>>>>

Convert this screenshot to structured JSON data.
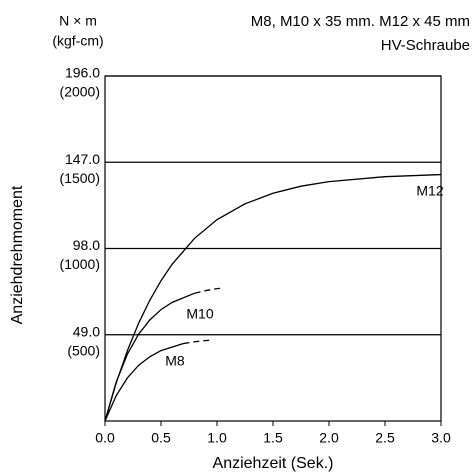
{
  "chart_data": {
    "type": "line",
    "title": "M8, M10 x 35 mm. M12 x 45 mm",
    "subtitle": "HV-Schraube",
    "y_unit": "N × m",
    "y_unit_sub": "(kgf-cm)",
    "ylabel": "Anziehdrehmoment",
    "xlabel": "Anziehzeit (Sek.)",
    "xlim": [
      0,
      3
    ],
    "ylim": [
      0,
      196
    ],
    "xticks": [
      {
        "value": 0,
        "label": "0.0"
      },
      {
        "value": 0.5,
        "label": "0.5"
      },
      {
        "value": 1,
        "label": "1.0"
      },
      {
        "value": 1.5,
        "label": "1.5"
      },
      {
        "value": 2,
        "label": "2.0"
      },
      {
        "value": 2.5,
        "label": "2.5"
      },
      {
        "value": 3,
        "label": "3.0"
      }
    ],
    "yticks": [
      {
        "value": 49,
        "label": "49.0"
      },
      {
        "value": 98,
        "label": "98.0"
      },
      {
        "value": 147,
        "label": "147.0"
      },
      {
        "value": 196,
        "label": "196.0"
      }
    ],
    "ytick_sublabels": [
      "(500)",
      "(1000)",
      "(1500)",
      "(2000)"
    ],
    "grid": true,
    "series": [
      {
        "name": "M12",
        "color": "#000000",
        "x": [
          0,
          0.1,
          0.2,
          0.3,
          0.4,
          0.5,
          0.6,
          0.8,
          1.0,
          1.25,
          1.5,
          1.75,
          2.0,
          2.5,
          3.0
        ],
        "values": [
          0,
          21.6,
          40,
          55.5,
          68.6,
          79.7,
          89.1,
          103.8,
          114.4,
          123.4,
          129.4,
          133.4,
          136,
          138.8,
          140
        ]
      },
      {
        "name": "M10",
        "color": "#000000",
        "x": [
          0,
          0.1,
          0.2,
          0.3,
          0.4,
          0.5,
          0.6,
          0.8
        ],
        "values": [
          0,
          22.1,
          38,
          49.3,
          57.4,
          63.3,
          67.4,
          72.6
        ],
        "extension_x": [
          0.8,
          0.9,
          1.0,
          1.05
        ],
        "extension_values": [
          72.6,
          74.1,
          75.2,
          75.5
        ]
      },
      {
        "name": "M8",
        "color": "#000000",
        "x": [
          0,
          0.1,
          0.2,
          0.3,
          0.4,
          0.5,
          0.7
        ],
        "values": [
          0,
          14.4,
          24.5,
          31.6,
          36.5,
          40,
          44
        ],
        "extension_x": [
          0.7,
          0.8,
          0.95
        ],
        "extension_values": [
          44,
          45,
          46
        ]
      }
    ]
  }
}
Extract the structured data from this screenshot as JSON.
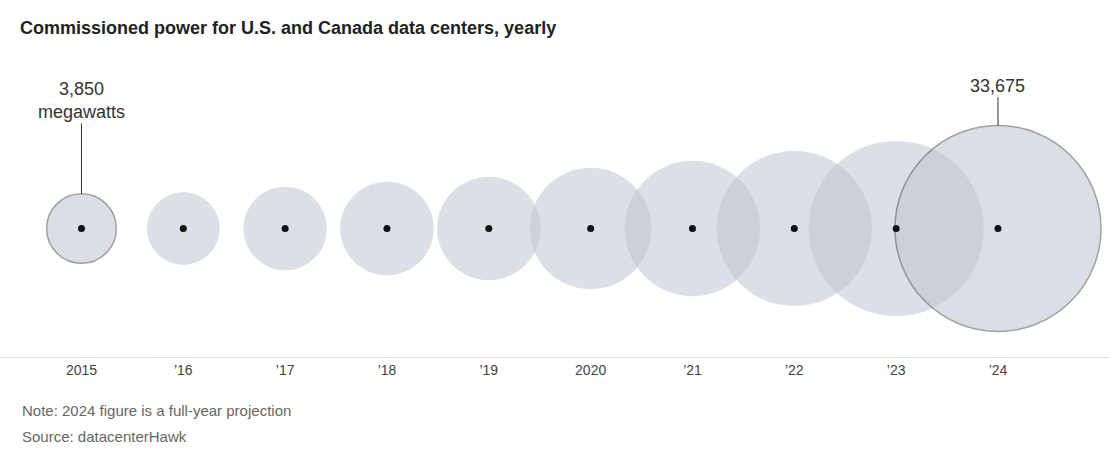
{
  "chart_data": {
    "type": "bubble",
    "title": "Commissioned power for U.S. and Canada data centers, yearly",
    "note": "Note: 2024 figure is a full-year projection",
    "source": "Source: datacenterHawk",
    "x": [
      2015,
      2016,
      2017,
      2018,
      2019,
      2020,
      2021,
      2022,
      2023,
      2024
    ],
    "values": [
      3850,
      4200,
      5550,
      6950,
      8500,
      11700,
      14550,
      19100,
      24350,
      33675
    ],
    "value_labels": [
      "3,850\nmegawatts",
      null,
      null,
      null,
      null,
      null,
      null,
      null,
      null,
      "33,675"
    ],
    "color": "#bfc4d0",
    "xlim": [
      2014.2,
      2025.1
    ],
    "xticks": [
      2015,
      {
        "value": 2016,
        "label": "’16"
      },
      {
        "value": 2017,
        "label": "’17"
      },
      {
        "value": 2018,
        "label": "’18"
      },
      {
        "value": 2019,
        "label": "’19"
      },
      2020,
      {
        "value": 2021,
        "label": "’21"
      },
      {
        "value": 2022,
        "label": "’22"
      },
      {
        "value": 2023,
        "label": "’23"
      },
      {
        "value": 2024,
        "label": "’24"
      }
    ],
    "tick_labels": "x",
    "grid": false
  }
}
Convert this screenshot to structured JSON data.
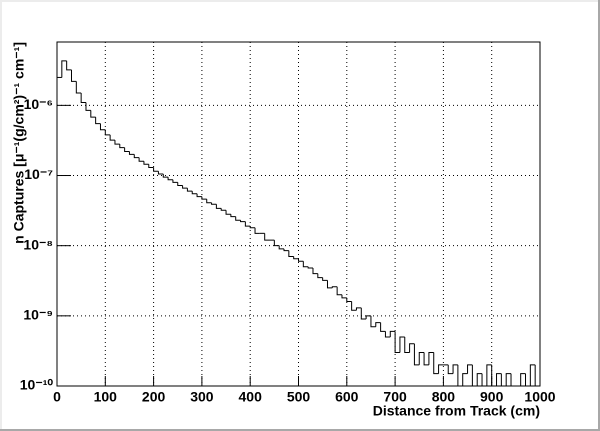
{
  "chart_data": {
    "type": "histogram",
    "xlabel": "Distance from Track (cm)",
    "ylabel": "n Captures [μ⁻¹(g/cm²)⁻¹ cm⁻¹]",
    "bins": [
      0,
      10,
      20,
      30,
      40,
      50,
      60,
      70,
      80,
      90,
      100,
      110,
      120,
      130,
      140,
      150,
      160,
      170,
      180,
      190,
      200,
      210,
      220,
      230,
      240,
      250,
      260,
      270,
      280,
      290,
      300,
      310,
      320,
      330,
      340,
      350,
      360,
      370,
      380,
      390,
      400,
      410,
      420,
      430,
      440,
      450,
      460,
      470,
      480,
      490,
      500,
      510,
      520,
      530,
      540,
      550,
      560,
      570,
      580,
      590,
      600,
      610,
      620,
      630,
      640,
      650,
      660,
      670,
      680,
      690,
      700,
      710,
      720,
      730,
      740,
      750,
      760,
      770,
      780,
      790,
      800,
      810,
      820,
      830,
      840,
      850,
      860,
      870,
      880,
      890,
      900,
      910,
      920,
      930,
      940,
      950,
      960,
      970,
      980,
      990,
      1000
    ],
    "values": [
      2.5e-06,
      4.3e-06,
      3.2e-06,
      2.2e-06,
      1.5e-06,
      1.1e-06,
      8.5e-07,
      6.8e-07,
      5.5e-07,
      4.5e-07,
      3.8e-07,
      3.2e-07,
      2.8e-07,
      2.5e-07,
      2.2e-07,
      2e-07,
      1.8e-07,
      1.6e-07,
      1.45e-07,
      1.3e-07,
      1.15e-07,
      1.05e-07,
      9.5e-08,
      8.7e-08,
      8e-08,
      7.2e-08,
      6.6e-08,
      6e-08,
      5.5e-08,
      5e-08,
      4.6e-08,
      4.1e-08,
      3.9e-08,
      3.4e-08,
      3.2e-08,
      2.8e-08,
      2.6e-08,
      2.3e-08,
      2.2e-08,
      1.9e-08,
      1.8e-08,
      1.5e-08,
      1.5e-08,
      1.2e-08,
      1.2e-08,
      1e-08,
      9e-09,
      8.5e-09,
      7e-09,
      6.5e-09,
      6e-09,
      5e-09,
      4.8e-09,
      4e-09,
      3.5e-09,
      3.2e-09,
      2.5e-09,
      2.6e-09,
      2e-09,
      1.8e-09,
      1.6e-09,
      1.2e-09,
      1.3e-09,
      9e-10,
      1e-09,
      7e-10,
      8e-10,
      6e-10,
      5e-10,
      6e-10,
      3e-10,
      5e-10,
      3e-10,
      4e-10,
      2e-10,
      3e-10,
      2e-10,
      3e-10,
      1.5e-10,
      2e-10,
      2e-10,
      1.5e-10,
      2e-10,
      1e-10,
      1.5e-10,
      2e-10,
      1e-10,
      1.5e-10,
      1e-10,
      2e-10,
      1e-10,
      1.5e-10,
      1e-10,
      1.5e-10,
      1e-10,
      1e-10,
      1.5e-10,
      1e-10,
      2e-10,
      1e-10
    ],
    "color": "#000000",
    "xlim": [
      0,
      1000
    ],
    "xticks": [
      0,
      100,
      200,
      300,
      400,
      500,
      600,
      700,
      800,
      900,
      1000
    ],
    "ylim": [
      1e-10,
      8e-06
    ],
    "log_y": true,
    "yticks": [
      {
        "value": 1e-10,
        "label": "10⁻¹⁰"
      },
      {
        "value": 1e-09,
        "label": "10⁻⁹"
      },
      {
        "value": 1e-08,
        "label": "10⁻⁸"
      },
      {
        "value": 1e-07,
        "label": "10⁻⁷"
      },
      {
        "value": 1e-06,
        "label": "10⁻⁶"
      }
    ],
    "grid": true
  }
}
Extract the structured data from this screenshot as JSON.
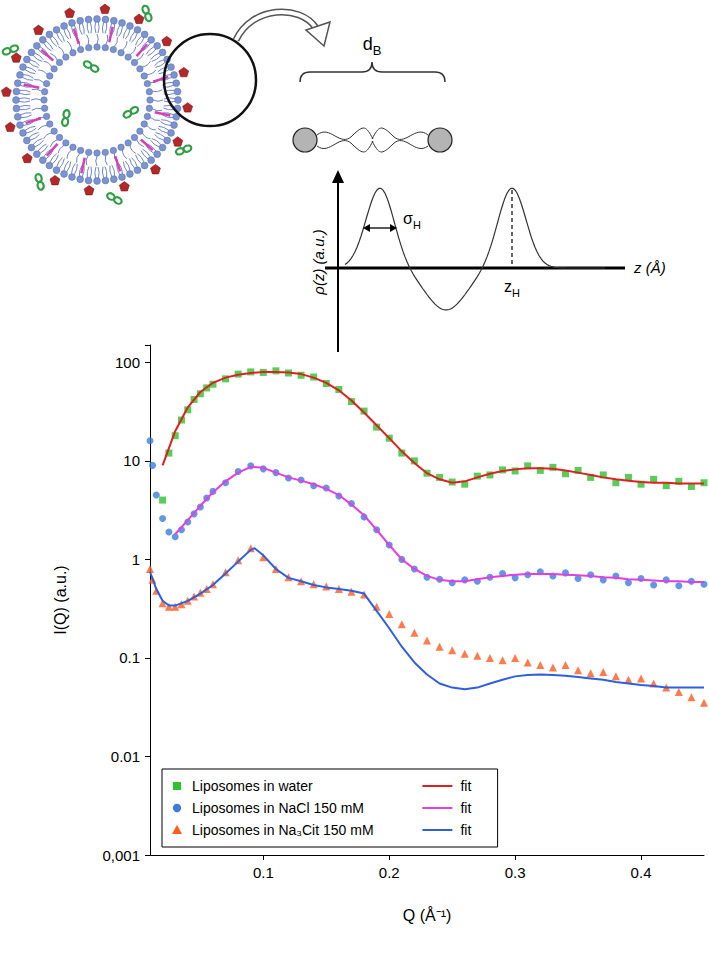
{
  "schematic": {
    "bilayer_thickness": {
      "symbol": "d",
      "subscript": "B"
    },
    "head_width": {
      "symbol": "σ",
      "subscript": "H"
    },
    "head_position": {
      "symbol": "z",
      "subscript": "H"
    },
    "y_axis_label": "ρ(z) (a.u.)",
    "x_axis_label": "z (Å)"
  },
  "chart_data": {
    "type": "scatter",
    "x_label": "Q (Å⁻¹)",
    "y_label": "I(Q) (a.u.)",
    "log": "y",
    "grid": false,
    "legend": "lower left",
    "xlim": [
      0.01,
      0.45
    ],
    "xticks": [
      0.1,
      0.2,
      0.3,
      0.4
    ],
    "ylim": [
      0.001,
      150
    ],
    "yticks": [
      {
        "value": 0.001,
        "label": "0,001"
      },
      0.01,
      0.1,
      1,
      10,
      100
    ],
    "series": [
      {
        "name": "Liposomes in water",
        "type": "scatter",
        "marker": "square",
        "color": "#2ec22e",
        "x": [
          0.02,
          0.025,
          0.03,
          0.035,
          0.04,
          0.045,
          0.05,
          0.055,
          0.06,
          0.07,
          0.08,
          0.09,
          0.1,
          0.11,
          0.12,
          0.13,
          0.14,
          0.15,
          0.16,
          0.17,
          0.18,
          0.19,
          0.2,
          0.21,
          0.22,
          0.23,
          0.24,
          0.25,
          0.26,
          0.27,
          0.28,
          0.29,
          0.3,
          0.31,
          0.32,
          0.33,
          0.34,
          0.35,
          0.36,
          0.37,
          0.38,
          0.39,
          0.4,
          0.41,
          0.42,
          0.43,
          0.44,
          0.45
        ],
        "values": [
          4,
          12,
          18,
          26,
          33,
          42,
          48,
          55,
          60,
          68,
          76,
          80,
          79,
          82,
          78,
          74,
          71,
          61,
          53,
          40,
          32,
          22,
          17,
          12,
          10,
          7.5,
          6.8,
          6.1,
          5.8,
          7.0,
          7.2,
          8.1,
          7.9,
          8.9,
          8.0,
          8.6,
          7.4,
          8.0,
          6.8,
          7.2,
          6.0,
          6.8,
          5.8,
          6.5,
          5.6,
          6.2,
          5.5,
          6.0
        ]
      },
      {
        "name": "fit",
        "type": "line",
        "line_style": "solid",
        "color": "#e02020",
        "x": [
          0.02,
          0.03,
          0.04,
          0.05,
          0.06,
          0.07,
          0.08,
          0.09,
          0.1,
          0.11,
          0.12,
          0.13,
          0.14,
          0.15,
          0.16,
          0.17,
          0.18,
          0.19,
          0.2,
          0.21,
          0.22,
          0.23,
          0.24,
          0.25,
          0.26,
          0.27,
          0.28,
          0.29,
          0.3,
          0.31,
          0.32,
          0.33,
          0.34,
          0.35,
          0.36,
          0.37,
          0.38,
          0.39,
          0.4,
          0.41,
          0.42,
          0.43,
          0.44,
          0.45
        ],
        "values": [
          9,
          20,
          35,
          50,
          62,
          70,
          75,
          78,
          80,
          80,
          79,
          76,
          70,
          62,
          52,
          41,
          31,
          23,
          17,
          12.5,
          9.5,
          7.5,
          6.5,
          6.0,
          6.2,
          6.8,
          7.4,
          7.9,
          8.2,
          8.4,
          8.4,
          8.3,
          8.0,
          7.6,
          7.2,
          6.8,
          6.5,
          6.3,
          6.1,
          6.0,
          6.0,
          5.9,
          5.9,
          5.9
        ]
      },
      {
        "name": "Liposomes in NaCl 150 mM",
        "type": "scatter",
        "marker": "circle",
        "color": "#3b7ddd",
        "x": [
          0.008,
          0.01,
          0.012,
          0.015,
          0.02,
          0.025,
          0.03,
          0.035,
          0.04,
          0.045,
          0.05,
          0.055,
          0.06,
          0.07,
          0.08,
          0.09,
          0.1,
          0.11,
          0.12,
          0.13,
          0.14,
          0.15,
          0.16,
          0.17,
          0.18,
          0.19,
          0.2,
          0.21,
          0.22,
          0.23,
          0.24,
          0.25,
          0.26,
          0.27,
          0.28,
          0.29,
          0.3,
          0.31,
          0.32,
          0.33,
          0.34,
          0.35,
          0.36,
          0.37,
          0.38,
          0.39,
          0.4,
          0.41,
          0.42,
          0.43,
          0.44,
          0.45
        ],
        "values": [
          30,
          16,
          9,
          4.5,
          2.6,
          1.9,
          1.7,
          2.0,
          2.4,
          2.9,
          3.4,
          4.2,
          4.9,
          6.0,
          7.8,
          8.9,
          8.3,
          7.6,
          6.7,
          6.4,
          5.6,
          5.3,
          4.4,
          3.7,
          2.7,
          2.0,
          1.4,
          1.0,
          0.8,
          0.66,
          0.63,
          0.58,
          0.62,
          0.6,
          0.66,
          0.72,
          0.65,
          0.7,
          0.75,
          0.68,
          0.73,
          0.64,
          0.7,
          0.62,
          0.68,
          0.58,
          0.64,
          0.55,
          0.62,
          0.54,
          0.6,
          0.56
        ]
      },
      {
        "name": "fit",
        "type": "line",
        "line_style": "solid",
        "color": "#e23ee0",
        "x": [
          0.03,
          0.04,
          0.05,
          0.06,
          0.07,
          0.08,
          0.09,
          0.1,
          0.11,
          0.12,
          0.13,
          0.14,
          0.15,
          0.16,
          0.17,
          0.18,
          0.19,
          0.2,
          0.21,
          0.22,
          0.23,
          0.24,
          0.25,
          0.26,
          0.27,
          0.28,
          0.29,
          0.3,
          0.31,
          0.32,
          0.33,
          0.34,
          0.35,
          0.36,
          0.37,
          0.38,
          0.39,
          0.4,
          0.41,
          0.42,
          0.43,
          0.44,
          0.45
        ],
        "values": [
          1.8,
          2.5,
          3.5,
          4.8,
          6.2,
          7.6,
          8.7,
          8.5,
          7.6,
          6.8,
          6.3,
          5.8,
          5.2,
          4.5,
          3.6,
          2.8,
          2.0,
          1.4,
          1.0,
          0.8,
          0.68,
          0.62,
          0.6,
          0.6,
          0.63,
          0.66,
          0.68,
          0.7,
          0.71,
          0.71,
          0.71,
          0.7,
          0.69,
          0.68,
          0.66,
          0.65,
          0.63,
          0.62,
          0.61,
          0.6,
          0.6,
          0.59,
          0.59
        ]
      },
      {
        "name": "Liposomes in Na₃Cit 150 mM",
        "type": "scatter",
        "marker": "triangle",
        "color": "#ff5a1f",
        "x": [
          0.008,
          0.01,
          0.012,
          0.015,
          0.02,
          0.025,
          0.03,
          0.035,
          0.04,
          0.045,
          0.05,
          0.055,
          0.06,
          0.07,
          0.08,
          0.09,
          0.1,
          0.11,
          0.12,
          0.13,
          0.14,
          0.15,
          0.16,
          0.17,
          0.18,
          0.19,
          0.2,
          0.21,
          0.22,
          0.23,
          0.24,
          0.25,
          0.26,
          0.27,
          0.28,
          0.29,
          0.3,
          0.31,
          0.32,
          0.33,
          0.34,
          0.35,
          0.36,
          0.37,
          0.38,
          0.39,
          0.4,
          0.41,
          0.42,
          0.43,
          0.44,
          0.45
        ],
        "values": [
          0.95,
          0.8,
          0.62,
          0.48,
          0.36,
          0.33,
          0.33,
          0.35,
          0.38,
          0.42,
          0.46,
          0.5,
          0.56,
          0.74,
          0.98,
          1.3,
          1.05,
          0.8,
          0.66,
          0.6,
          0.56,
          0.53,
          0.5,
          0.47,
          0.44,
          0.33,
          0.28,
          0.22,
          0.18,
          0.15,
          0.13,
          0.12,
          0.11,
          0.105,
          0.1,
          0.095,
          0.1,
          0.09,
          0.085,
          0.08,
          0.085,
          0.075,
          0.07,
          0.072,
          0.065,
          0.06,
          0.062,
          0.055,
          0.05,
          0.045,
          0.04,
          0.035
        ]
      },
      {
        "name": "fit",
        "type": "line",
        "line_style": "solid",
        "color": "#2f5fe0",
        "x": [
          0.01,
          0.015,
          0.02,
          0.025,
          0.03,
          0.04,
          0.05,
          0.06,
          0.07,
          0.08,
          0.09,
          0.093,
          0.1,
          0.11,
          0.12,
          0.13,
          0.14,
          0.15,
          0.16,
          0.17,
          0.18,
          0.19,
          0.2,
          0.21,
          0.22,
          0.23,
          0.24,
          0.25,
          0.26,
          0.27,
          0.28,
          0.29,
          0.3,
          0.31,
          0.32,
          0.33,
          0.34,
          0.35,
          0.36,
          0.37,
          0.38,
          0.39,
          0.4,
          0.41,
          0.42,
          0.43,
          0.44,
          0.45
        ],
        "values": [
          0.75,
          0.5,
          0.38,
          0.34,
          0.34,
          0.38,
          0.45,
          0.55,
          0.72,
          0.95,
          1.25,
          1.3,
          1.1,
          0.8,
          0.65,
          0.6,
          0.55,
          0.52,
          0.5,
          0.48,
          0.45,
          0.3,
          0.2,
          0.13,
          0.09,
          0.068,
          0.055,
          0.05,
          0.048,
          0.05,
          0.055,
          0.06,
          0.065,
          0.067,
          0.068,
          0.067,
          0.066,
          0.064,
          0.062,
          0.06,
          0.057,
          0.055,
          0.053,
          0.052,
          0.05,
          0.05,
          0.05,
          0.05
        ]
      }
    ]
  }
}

<<<<

§ **What is expected**
Give nothing but the count of lines in the listing above that hold the string "name".

§ **Response**
9